▶ [What you will do] Skip the pictures and quote all of the lines exactly.

# Records for processing start

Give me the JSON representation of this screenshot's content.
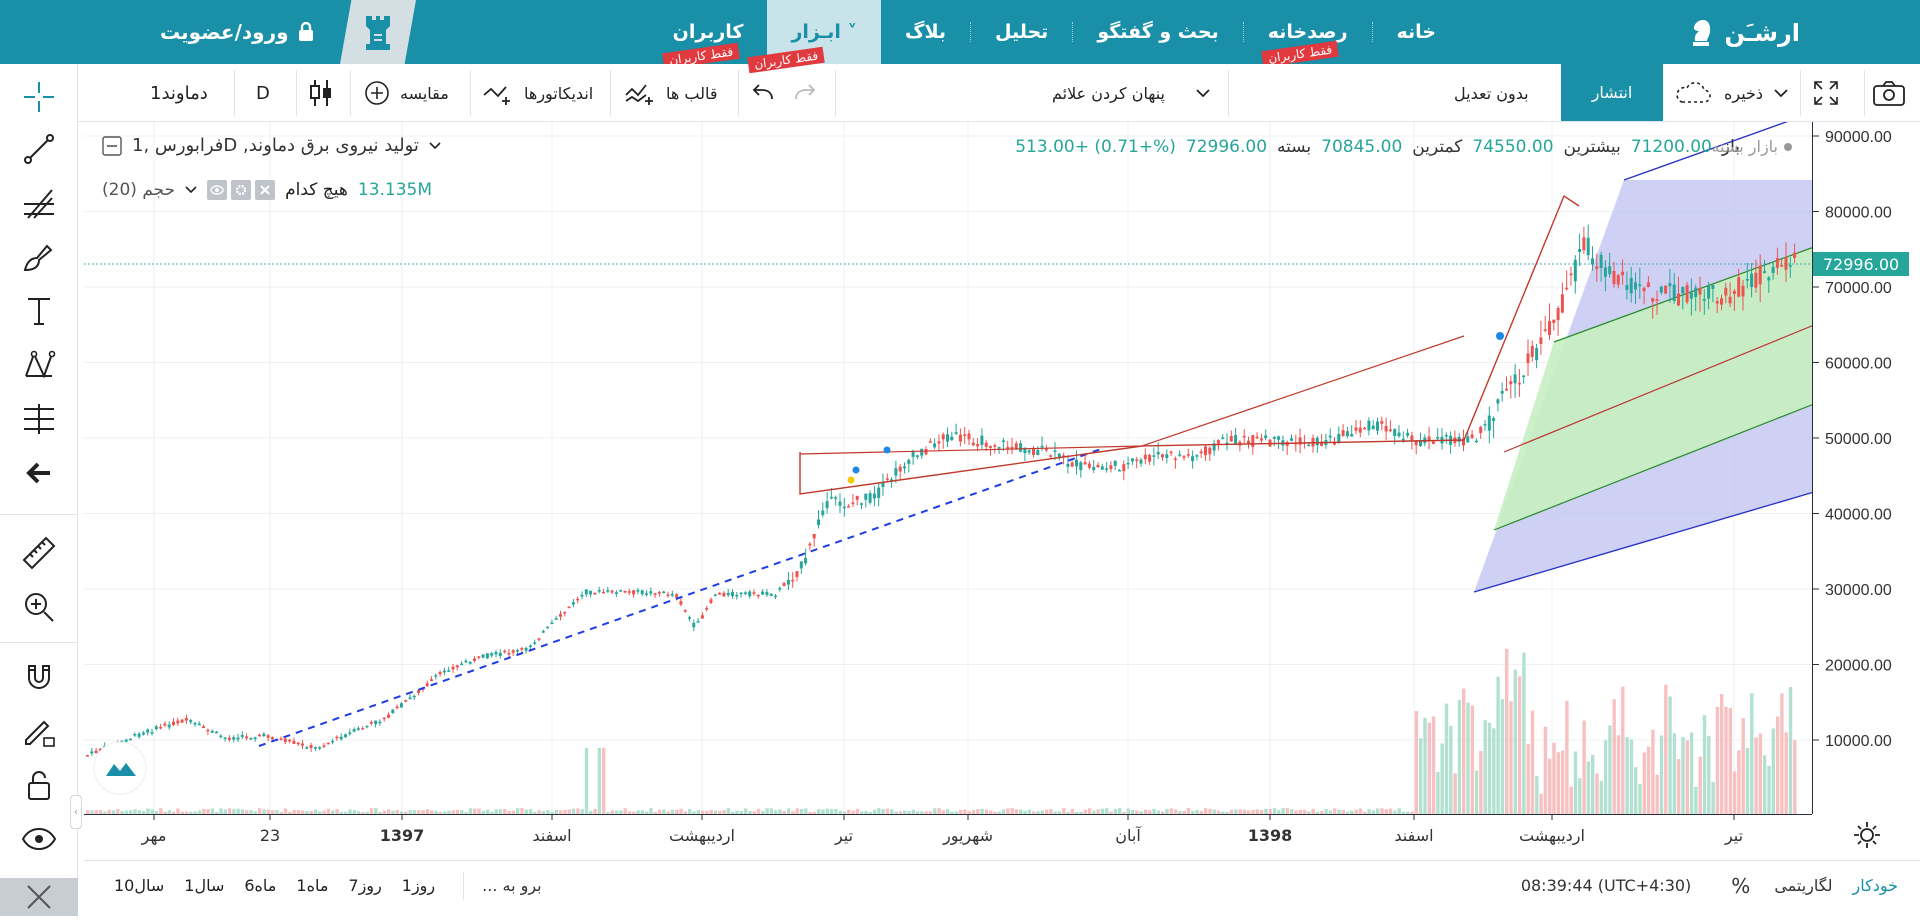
{
  "nav": {
    "brand": "ارشـَن",
    "items": [
      {
        "label": "خانه"
      },
      {
        "label": "رصدخانه",
        "badge": "فقط کاربران"
      },
      {
        "label": "بحث و گفتگو"
      },
      {
        "label": "تحلیل"
      },
      {
        "label": "بلاگ"
      },
      {
        "label": "ابـزار ˅"
      },
      {
        "label": "کاربران",
        "badge": "فقط کاربران"
      }
    ],
    "login": "ورود/عضویت"
  },
  "toolbar": {
    "symbol": "دماوند1",
    "interval": "D",
    "compare": "مقایسه",
    "indicators": "اندیکاتورها",
    "templates": "قالب ها",
    "hide_marks": "پنهان کردن علائم",
    "no_adjust": "بدون تعدیل",
    "publish": "انتشار",
    "save": "ذخیره"
  },
  "legend": {
    "market_status": "بازار بسته",
    "symbol_line": "فرابورس ,1D ,تولید نیروی برق دماوند",
    "open_label": "باز",
    "open": "71200.00",
    "high_label": "بیشترین",
    "high": "74550.00",
    "low_label": "کمترین",
    "low": "70845.00",
    "close_label": "بسته",
    "close": "72996.00",
    "change": "513.00+ (0.71+%)",
    "volume_label": "حجم (20)",
    "volume_sub": "هیچ کدام",
    "volume_value": "13.135M"
  },
  "price_axis": {
    "ticks": [
      "90000.00",
      "80000.00",
      "70000.00",
      "60000.00",
      "50000.00",
      "40000.00",
      "30000.00",
      "20000.00",
      "10000.00"
    ],
    "current": "72996.00"
  },
  "time_axis": {
    "ticks": [
      "مهر",
      "23",
      "1397",
      "اسفند",
      "اردیبهشت",
      "تیر",
      "شهریور",
      "آبان",
      "1398",
      "اسفند",
      "اردیبهشت",
      "تیر"
    ]
  },
  "bottom": {
    "ranges": [
      "سال10",
      "سال1",
      "ماه6",
      "ماه1",
      "روز7",
      "روز1"
    ],
    "goto": "... برو به",
    "time": "08:39:44 (UTC+4:30)",
    "percent": "%",
    "log": "لگاریتمی",
    "auto": "خودکار"
  },
  "colors": {
    "brand": "#1a8fa8",
    "up": "#26a69a",
    "down": "#ef5350",
    "badge": "#e0393e"
  }
}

# Records for processing end

▶ [Task output]
Give me the JSON representation of this screenshot's content.
{
  "nav": {
    "brand": "ارشـَن",
    "items": [
      {
        "label": "خانه"
      },
      {
        "label": "رصدخانه",
        "badge": "فقط کاربران"
      },
      {
        "label": "بحث و گفتگو"
      },
      {
        "label": "تحلیل"
      },
      {
        "label": "بلاگ"
      },
      {
        "label": "ابـزار ˅"
      },
      {
        "label": "کاربران",
        "badge": "فقط کاربران"
      }
    ],
    "login": "ورود/عضویت"
  },
  "toolbar": {
    "symbol": "دماوند1",
    "interval": "D",
    "compare": "مقایسه",
    "indicators": "اندیکاتورها",
    "templates": "قالب ها",
    "hide_marks": "پنهان کردن علائم",
    "no_adjust": "بدون تعدیل",
    "publish": "انتشار",
    "save": "ذخیره"
  },
  "legend": {
    "market_status": "بازار بسته",
    "symbol_line": "فرابورس ,1D ,تولید نیروی برق دماوند",
    "open_label": "باز",
    "open": "71200.00",
    "high_label": "بیشترین",
    "high": "74550.00",
    "low_label": "کمترین",
    "low": "70845.00",
    "close_label": "بسته",
    "close": "72996.00",
    "change": "513.00+ (0.71+%)",
    "volume_label": "حجم (20)",
    "volume_sub": "هیچ کدام",
    "volume_value": "13.135M"
  },
  "price_axis": {
    "ticks": [
      "90000.00",
      "80000.00",
      "70000.00",
      "60000.00",
      "50000.00",
      "40000.00",
      "30000.00",
      "20000.00",
      "10000.00"
    ],
    "current": "72996.00"
  },
  "time_axis": {
    "ticks": [
      "مهر",
      "23",
      "1397",
      "اسفند",
      "اردیبهشت",
      "تیر",
      "شهریور",
      "آبان",
      "1398",
      "اسفند",
      "اردیبهشت",
      "تیر"
    ]
  },
  "bottom": {
    "ranges": [
      "سال10",
      "سال1",
      "ماه6",
      "ماه1",
      "روز7",
      "روز1"
    ],
    "goto": "... برو به",
    "time": "08:39:44 (UTC+4:30)",
    "percent": "%",
    "log": "لگاریتمی",
    "auto": "خودکار"
  },
  "colors": {
    "brand": "#1a8fa8",
    "up": "#26a69a",
    "down": "#ef5350",
    "badge": "#e0393e"
  }
}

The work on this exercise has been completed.